- [Record list]
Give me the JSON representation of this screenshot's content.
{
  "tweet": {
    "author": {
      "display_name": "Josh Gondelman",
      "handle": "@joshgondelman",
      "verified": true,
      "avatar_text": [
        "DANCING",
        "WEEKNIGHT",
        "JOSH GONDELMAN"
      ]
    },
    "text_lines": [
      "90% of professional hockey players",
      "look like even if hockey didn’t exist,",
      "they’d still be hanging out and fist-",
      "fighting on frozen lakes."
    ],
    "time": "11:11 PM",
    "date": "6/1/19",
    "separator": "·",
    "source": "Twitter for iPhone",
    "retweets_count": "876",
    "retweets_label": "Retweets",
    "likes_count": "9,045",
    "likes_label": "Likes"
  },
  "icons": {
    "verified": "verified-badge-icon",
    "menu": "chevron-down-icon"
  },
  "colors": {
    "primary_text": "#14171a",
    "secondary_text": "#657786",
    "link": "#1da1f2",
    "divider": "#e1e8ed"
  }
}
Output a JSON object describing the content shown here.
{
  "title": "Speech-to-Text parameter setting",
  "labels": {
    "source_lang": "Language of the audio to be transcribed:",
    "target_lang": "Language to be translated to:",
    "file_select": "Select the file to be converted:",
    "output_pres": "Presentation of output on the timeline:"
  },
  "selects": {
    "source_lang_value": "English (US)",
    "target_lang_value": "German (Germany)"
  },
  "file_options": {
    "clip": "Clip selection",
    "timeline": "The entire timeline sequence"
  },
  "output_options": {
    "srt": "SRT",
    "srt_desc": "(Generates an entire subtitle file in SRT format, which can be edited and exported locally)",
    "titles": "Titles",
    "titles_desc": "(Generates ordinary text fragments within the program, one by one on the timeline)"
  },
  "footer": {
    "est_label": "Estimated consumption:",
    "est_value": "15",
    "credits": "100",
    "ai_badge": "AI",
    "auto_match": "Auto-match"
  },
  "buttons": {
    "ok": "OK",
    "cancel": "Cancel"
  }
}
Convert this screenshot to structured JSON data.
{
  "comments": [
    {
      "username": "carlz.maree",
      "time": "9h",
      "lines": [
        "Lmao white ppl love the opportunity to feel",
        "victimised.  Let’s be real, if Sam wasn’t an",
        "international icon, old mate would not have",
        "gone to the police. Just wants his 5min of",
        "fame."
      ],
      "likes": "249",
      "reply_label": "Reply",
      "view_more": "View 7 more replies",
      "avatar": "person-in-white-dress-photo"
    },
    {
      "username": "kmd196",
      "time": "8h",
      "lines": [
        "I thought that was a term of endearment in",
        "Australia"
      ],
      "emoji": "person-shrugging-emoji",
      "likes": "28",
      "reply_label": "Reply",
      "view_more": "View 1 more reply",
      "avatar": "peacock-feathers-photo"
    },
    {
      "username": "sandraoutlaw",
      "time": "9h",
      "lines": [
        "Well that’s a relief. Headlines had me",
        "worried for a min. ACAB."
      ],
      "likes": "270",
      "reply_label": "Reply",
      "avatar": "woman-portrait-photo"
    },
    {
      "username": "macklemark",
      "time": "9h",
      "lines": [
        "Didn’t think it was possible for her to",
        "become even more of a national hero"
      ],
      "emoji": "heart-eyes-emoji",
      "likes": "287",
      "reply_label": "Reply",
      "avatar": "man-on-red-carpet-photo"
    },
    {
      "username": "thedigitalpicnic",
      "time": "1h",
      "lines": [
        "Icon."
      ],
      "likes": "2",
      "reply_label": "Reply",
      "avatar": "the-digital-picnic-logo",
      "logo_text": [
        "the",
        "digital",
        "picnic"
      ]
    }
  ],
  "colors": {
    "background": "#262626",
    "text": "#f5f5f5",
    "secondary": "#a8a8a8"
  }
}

- [Set problem] Each record must be repeated exactly as it is.

- [Written response]
Give me the JSON representation of this screenshot's content.
{
  "tweet": {
    "author": {
      "display_name": "Josh Gondelman",
      "handle": "@joshgondelman",
      "verified": true,
      "avatar_text": [
        "DANCING",
        "WEEKNIGHT",
        "JOSH GONDELMAN"
      ]
    },
    "text_lines": [
      "90% of professional hockey players",
      "look like even if hockey didn’t exist,",
      "they’d still be hanging out and fist-",
      "fighting on frozen lakes."
    ],
    "time": "11:11 PM",
    "date": "6/1/19",
    "separator": "·",
    "source": "Twitter for iPhone",
    "retweets_count": "876",
    "retweets_label": "Retweets",
    "likes_count": "9,045",
    "likes_label": "Likes"
  },
  "icons": {
    "verified": "verified-badge-icon",
    "menu": "chevron-down-icon"
  },
  "colors": {
    "primary_text": "#14171a",
    "secondary_text": "#657786",
    "link": "#1da1f2",
    "divider": "#e1e8ed"
  }
}
Output a JSON object describing the content shown here.
{
  "title": "Speech-to-Text parameter setting",
  "labels": {
    "source_lang": "Language of the audio to be transcribed:",
    "target_lang": "Language to be translated to:",
    "file_select": "Select the file to be converted:",
    "output_pres": "Presentation of output on the timeline:"
  },
  "selects": {
    "source_lang_value": "English (US)",
    "target_lang_value": "German (Germany)"
  },
  "file_options": {
    "clip": "Clip selection",
    "timeline": "The entire timeline sequence"
  },
  "output_options": {
    "srt": "SRT",
    "srt_desc": "(Generates an entire subtitle file in SRT format, which can be edited and exported locally)",
    "titles": "Titles",
    "titles_desc": "(Generates ordinary text fragments within the program, one by one on the timeline)"
  },
  "footer": {
    "est_label": "Estimated consumption:",
    "est_value": "15",
    "credits": "100",
    "ai_badge": "AI",
    "auto_match": "Auto-match"
  },
  "buttons": {
    "ok": "OK",
    "cancel": "Cancel"
  }
}
Convert this screenshot to structured JSON data.
{
  "comments": [
    {
      "username": "carlz.maree",
      "time": "9h",
      "lines": [
        "Lmao white ppl love the opportunity to feel",
        "victimised.  Let’s be real, if Sam wasn’t an",
        "international icon, old mate would not have",
        "gone to the police. Just wants his 5min of",
        "fame."
      ],
      "likes": "249",
      "reply_label": "Reply",
      "view_more": "View 7 more replies",
      "avatar": "person-in-white-dress-photo"
    },
    {
      "username": "kmd196",
      "time": "8h",
      "lines": [
        "I thought that was a term of endearment in",
        "Australia"
      ],
      "emoji": "person-shrugging-emoji",
      "likes": "28",
      "reply_label": "Reply",
      "view_more": "View 1 more reply",
      "avatar": "peacock-feathers-photo"
    },
    {
      "username": "sandraoutlaw",
      "time": "9h",
      "lines": [
        "Well that’s a relief. Headlines had me",
        "worried for a min. ACAB."
      ],
      "likes": "270",
      "reply_label": "Reply",
      "avatar": "woman-portrait-photo"
    },
    {
      "username": "macklemark",
      "time": "9h",
      "lines": [
        "Didn’t think it was possible for her to",
        "become even more of a national hero"
      ],
      "emoji": "heart-eyes-emoji",
      "likes": "287",
      "reply_label": "Reply",
      "avatar": "man-on-red-carpet-photo"
    },
    {
      "username": "thedigitalpicnic",
      "time": "1h",
      "lines": [
        "Icon."
      ],
      "likes": "2",
      "reply_label": "Reply",
      "avatar": "the-digital-picnic-logo",
      "logo_text": [
        "the",
        "digital",
        "picnic"
      ]
    }
  ],
  "colors": {
    "background": "#262626",
    "text": "#f5f5f5",
    "secondary": "#a8a8a8"
  }
}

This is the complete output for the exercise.